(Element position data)
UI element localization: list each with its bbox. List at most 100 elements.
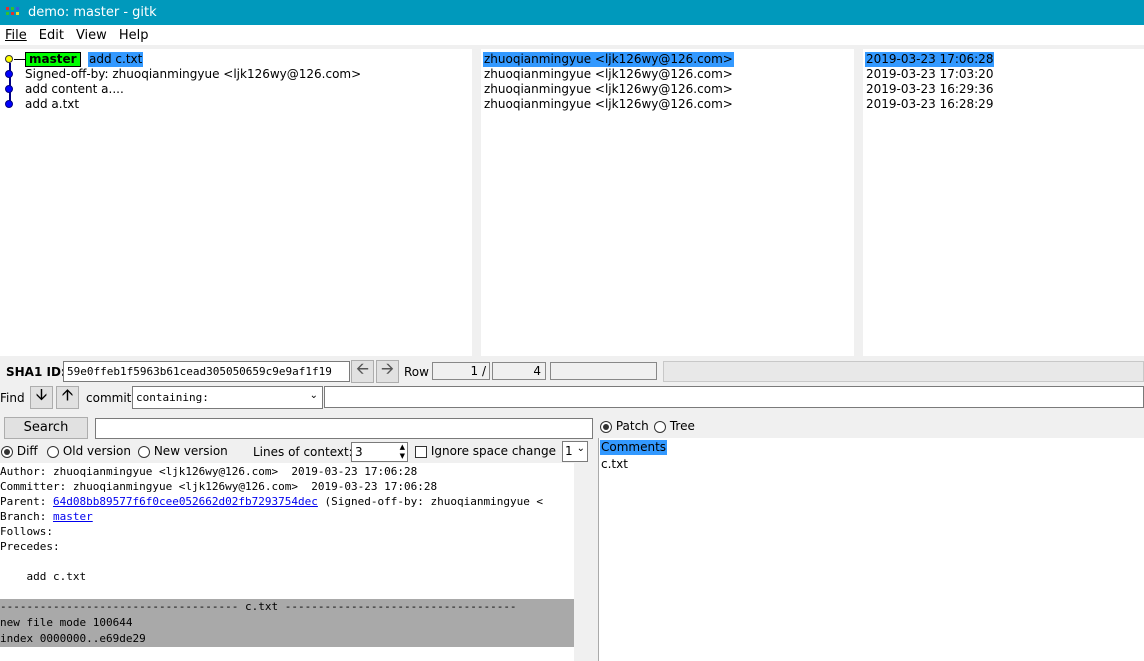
ignore-space-label: Ignore space change: [430, 444, 556, 458]
commit-node: [5, 100, 13, 108]
context-label: Lines of context:: [253, 445, 353, 459]
commit-subject[interactable]: Signed-off-by: zhuoqianmingyue <ljk126wy…: [25, 67, 361, 82]
radio-icon: [47, 445, 59, 458]
window-titlebar[interactable]: demo: master - gitk: [0, 0, 1144, 25]
radio-selected-icon: [1, 445, 13, 458]
patch-label: Patch: [615, 419, 649, 433]
commit-author[interactable]: zhuoqianmingyue <ljk126wy@126.com>: [484, 97, 733, 112]
file-header: ------------------------------------ c.t…: [0, 600, 517, 613]
find-input[interactable]: [324, 386, 1144, 408]
commit-date[interactable]: 2019-03-23 17:03:20: [866, 67, 993, 82]
progress-bar-area: [663, 361, 1144, 382]
diff-mode-value: 1: [565, 444, 573, 458]
commit-node: [5, 70, 13, 78]
row-current-field: 1 /: [432, 362, 490, 380]
find-type-label: commit: [86, 391, 132, 405]
head-commit-node: [5, 55, 13, 63]
menu-help[interactable]: Help: [113, 28, 155, 43]
radio-selected-icon: [600, 420, 612, 433]
up-arrow-icon: 🡩: [61, 385, 74, 404]
menu-bar: File Edit View Help: [0, 25, 1144, 45]
search-button[interactable]: Search: [4, 417, 88, 439]
follows-line: Follows:: [0, 525, 53, 538]
file-list-item-comments[interactable]: Comments: [600, 440, 668, 455]
context-value: 3: [355, 445, 363, 459]
gitk-app-icon: [6, 6, 22, 19]
branch-link[interactable]: master: [53, 510, 93, 523]
parent-sha-link[interactable]: 64d08bb89577f6f0cee052662d02fb7293754dec: [53, 495, 318, 508]
commit-list-pane[interactable]: master add c.txt Signed-off-by: zhuoqian…: [0, 49, 472, 356]
sha1-field[interactable]: 59e0ffeb1f5963b61cead305050659c9e9af1f19: [63, 361, 350, 382]
back-button[interactable]: 🡨: [351, 359, 374, 383]
file-list-item-c-txt[interactable]: c.txt: [601, 457, 628, 472]
old-version-label: Old version: [62, 444, 131, 458]
commit-message: add c.txt: [0, 570, 87, 583]
parent-label: Parent:: [0, 495, 53, 508]
sha1-label: SHA1 ID:: [6, 365, 66, 379]
tree-label: Tree: [669, 419, 695, 433]
spin-down-icon[interactable]: ▼: [400, 452, 405, 460]
date-list-pane[interactable]: 2019-03-23 17:06:28 2019-03-23 17:03:20 …: [863, 49, 1144, 356]
row-label: Row: [404, 365, 429, 379]
row-total-field: 4: [492, 362, 546, 380]
new-version-radio[interactable]: New version: [138, 444, 228, 458]
commit-author[interactable]: zhuoqianmingyue <ljk126wy@126.com>: [484, 82, 733, 97]
branch-line: Branch: master: [0, 509, 93, 524]
down-arrow-icon: 🡫: [35, 385, 48, 404]
commit-author[interactable]: zhuoqianmingyue <ljk126wy@126.com>: [483, 52, 734, 67]
diff-mode-select[interactable]: 1 ⌄: [562, 441, 588, 462]
precedes-line: Precedes:: [0, 540, 60, 553]
commit-date[interactable]: 2019-03-23 16:28:29: [866, 97, 993, 112]
menu-edit[interactable]: Edit: [33, 28, 70, 43]
search-button-label: Search: [23, 420, 69, 435]
sha1-value: 59e0ffeb1f5963b61cead305050659c9e9af1f19: [67, 365, 332, 378]
left-arrow-icon: 🡨: [356, 359, 369, 378]
parent-line: Parent: 64d08bb89577f6f0cee052662d02fb72…: [0, 494, 543, 509]
chevron-down-icon: ⌄: [309, 390, 318, 401]
diff-index-line: index 0000000..e69de29: [0, 632, 146, 645]
radio-icon: [138, 445, 150, 458]
search-input[interactable]: [95, 418, 593, 439]
diff-radio[interactable]: Diff: [1, 444, 38, 458]
menu-file[interactable]: File: [0, 28, 33, 43]
context-spinbox[interactable]: 3 ▲ ▼: [351, 442, 408, 462]
branch-label: Branch:: [0, 510, 53, 523]
commit-subject[interactable]: add a.txt: [25, 97, 79, 112]
parent-subject: (Signed-off-by: zhuoqianmingyue <: [317, 495, 544, 508]
file-list-pane[interactable]: Comments c.txt: [598, 438, 1144, 661]
checkbox-icon: [415, 445, 427, 458]
ignore-space-checkbox[interactable]: Ignore space change: [415, 444, 556, 458]
find-mode-value: containing:: [136, 391, 209, 404]
committer-line: Committer: zhuoqianmingyue <ljk126wy@126…: [0, 480, 438, 493]
tree-radio[interactable]: Tree: [654, 419, 695, 433]
forward-button[interactable]: 🡪: [376, 359, 399, 383]
row-current: 1 /: [470, 364, 487, 378]
commit-details-pane[interactable]: Author: zhuoqianmingyue <ljk126wy@126.co…: [0, 463, 574, 661]
spin-up-icon[interactable]: ▲: [400, 443, 405, 451]
old-version-radio[interactable]: Old version: [47, 444, 131, 458]
window-title: demo: master - gitk: [28, 5, 157, 20]
find-prev-button[interactable]: 🡩: [56, 385, 79, 409]
diff-mode-line: new file mode 100644: [0, 616, 133, 629]
branch-tag-master[interactable]: master: [25, 52, 81, 67]
commit-date[interactable]: 2019-03-23 17:06:28: [865, 52, 995, 67]
radio-icon: [654, 420, 666, 433]
find-label: Find: [0, 391, 25, 405]
chevron-down-icon: ⌄: [576, 443, 585, 454]
author-list-pane[interactable]: zhuoqianmingyue <ljk126wy@126.com> zhuoq…: [481, 49, 854, 356]
find-mode-select[interactable]: containing: ⌄: [132, 386, 323, 409]
find-next-button[interactable]: 🡫: [30, 385, 53, 409]
commit-date[interactable]: 2019-03-23 16:29:36: [866, 82, 993, 97]
commit-author[interactable]: zhuoqianmingyue <ljk126wy@126.com>: [484, 67, 733, 82]
commit-node: [5, 85, 13, 93]
row-total: 4: [533, 364, 541, 378]
right-arrow-icon: 🡪: [381, 359, 394, 378]
progress-field: [550, 362, 657, 380]
new-version-label: New version: [153, 444, 228, 458]
author-line: Author: zhuoqianmingyue <ljk126wy@126.co…: [0, 465, 418, 478]
diff-label: Diff: [16, 444, 38, 458]
menu-view[interactable]: View: [70, 28, 113, 43]
commit-subject[interactable]: add content a....: [25, 82, 124, 97]
patch-radio[interactable]: Patch: [600, 419, 649, 433]
commit-subject[interactable]: add c.txt: [88, 52, 144, 67]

What to do: Copy the lines of the listing above exactly, starting at the line that contains "ignore-space-label: Ignore space" and ending at the line that contains "radio-selected-icon: [1, 445, 13, 458]".

Task result:
ignore-space-label: Ignore space change: [430, 444, 556, 458]
commit-node: [5, 100, 13, 108]
context-label: Lines of context:: [253, 445, 353, 459]
commit-subject[interactable]: Signed-off-by: zhuoqianmingyue <ljk126wy…: [25, 67, 361, 82]
radio-icon: [47, 445, 59, 458]
window-titlebar[interactable]: demo: master - gitk: [0, 0, 1144, 25]
radio-selected-icon: [1, 445, 13, 458]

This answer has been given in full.